(Entries from a visual dataset)
□ □ □

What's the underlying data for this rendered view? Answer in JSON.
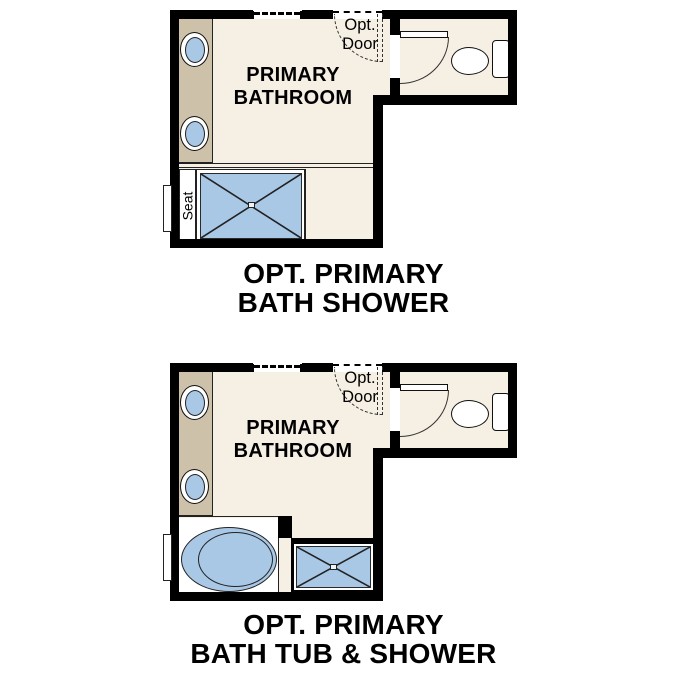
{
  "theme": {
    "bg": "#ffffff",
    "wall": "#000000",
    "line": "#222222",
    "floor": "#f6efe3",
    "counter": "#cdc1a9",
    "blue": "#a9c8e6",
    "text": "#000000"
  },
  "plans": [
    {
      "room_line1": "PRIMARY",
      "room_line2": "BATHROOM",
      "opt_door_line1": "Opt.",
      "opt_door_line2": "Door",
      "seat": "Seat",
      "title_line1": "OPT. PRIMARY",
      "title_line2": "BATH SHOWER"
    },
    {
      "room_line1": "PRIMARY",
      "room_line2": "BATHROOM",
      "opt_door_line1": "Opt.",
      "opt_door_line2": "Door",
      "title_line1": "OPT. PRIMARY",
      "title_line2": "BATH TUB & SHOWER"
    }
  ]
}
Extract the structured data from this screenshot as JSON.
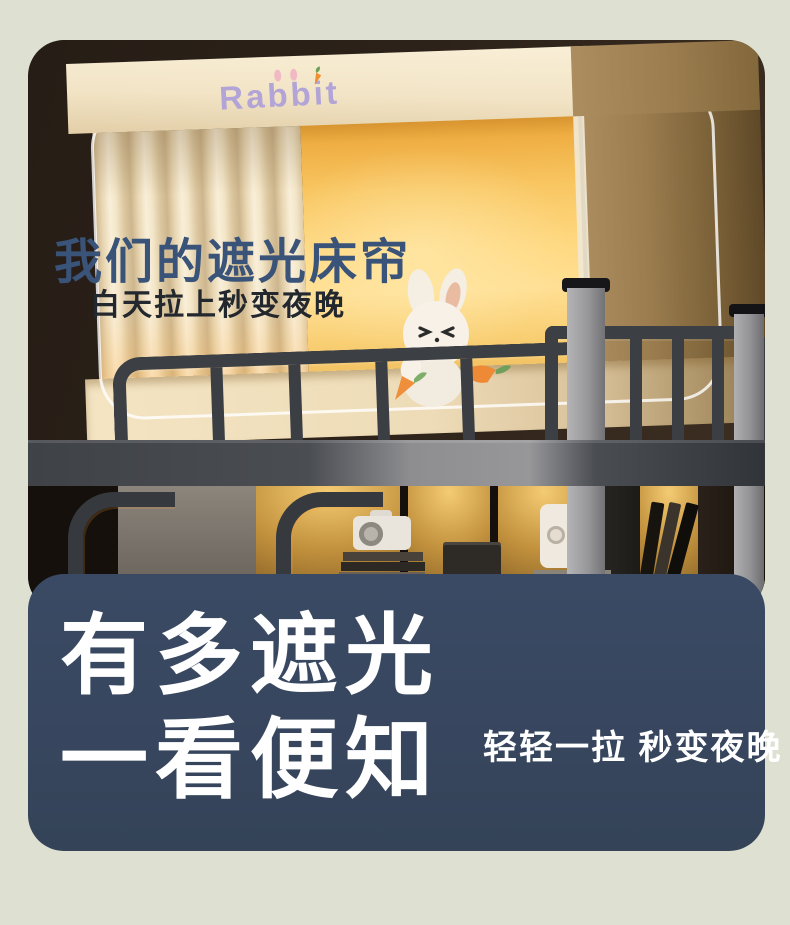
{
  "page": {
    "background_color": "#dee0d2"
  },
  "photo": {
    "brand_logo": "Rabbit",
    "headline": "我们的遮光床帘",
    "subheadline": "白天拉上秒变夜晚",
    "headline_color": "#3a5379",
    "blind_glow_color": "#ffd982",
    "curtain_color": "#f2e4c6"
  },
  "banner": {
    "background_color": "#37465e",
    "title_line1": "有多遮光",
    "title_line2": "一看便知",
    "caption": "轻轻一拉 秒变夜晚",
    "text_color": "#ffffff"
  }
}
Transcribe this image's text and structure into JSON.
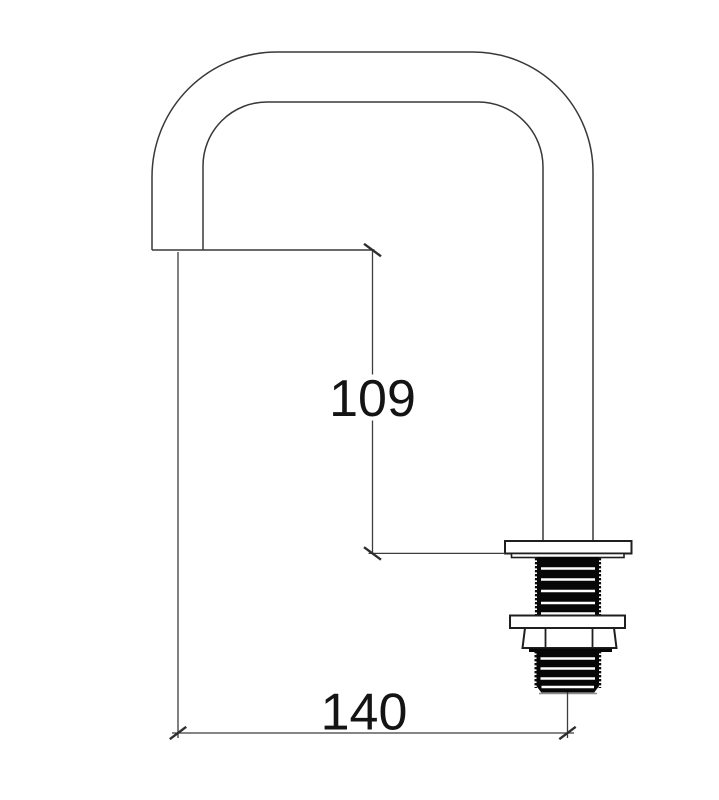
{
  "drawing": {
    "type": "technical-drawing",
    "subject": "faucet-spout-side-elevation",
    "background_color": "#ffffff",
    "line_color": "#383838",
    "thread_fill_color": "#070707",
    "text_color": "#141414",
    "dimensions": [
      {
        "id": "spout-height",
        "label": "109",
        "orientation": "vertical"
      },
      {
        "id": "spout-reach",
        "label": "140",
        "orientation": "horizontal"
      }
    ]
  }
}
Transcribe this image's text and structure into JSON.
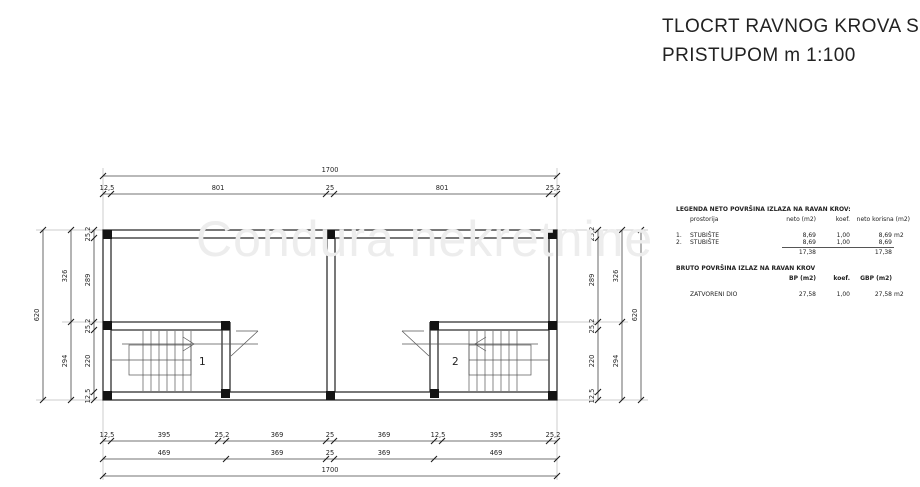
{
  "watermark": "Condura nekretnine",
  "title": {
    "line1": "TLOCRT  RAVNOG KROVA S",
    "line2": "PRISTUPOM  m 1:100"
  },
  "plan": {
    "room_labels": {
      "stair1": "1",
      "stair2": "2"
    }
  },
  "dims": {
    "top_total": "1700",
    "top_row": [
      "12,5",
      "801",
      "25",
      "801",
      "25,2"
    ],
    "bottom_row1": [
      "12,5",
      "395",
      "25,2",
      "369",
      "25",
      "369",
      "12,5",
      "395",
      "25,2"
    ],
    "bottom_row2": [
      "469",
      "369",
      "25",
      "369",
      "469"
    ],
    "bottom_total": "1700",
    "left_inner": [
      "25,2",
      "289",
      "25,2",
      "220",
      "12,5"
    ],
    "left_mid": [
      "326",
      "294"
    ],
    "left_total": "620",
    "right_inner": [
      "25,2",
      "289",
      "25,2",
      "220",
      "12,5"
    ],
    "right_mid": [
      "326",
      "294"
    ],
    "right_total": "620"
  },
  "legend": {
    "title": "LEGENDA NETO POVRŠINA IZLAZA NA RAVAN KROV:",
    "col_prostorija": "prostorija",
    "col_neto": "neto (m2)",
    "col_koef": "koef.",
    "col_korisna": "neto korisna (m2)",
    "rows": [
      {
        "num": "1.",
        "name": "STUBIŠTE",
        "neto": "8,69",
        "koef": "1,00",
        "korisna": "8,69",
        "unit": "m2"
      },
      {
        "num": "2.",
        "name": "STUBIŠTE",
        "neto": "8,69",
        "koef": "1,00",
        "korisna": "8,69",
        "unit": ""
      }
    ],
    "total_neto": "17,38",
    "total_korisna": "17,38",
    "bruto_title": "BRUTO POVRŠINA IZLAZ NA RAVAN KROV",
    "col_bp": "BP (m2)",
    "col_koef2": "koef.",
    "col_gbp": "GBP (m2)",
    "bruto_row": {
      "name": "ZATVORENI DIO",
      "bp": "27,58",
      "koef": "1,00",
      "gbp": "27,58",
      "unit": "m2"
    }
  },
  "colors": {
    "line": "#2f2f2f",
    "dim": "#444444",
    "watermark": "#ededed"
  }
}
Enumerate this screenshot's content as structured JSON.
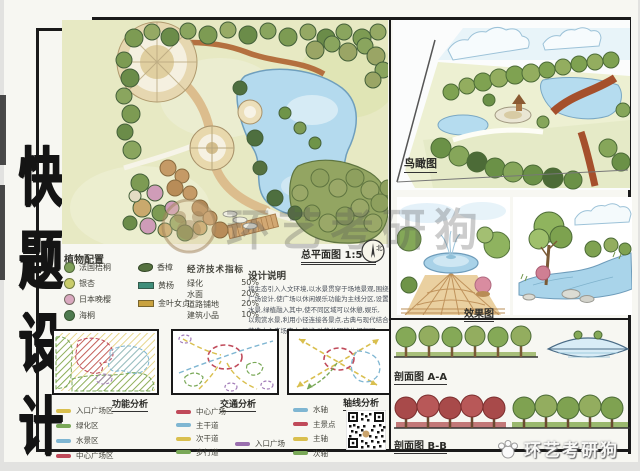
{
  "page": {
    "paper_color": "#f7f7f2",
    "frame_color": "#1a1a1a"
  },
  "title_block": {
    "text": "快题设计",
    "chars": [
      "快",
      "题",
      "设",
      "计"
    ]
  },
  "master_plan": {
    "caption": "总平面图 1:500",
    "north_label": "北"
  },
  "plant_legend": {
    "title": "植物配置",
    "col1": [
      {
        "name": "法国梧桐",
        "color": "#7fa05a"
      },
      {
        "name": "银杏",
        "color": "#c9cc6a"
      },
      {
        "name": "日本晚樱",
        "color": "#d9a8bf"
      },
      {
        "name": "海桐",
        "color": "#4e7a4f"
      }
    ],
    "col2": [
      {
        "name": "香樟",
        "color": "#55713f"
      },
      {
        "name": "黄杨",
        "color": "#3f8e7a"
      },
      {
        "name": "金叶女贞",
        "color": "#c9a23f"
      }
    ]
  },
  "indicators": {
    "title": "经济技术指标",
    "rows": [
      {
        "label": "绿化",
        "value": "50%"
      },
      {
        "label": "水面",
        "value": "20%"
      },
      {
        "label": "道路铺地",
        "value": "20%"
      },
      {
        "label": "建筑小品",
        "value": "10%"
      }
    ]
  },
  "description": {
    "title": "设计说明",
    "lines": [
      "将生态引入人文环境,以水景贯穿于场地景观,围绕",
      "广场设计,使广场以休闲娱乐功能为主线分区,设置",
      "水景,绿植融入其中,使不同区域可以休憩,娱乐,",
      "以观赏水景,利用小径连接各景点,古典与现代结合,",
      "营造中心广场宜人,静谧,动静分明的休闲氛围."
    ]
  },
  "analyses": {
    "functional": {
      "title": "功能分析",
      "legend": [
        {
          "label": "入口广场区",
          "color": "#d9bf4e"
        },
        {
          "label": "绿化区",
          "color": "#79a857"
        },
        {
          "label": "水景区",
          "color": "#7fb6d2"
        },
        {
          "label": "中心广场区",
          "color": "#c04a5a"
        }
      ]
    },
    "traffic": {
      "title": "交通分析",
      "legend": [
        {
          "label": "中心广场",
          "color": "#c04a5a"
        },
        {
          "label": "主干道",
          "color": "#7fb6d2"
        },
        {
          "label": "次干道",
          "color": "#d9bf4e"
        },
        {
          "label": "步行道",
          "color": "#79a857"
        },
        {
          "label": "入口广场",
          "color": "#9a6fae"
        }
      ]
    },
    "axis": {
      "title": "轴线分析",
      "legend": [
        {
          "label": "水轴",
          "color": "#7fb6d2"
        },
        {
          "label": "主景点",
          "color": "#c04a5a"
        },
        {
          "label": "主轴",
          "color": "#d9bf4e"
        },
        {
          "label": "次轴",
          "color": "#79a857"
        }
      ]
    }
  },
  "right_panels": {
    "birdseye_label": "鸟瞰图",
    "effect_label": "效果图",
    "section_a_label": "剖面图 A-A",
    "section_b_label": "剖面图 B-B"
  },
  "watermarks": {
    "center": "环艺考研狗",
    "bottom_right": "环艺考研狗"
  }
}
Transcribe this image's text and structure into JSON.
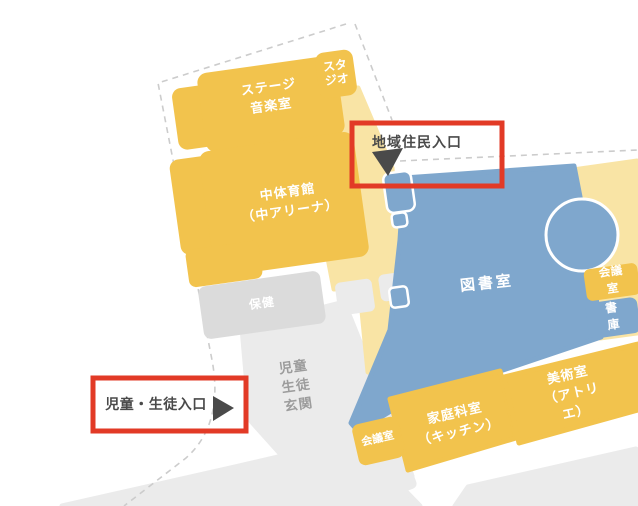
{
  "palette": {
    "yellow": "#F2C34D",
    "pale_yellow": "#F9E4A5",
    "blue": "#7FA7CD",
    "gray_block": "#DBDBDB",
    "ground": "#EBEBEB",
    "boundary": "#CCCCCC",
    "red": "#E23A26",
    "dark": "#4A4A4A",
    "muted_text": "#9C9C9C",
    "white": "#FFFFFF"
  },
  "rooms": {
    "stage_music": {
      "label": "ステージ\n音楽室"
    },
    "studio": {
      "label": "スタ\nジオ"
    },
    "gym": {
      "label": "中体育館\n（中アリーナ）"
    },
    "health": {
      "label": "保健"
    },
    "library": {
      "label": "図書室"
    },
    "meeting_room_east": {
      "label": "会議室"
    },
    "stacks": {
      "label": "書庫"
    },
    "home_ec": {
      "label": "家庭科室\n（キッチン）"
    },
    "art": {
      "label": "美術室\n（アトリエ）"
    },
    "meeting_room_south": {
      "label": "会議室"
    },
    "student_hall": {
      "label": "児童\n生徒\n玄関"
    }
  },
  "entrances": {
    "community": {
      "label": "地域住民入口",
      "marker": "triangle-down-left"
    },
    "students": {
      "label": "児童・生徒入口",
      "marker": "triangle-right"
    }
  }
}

□ □ □

- **Stated exercise**: Gather each line holding the string "koef".

- **Response to the exercise**:
    "col_koef": "koef.",
        "koef": "1,00",
        "koef": "1,00",
    "col_koef2": "koef.",
      "koef": "1,00",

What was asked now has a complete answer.